### WORK TO BE COMPLETED
Filter the entries below, keeping only lines with the word "berikut".

** Start of RECORDS SHOWN **

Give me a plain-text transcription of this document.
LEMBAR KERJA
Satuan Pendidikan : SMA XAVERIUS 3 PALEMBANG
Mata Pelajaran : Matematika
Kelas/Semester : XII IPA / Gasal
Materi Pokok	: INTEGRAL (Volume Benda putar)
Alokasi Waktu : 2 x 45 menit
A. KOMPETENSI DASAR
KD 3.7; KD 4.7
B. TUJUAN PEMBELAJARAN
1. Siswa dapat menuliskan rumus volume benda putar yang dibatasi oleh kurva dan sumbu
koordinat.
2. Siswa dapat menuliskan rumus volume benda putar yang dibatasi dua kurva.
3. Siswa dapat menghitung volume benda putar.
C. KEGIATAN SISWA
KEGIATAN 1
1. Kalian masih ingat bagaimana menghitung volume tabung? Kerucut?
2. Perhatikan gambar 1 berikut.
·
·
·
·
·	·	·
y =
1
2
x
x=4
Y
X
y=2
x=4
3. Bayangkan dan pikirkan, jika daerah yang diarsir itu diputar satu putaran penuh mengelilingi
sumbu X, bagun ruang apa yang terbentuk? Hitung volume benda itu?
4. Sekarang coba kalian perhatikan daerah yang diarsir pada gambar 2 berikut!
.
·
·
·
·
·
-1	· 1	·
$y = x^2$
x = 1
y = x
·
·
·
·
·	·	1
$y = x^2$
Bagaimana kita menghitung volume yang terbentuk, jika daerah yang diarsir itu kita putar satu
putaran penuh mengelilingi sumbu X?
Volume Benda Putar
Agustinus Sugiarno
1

** End of RECORDS SHOWN **

### EXPECTED ANSWER
2. Perhatikan gambar 1 berikut.
4. Sekarang coba kalian perhatikan daerah yang diarsir pada gambar 2 berikut!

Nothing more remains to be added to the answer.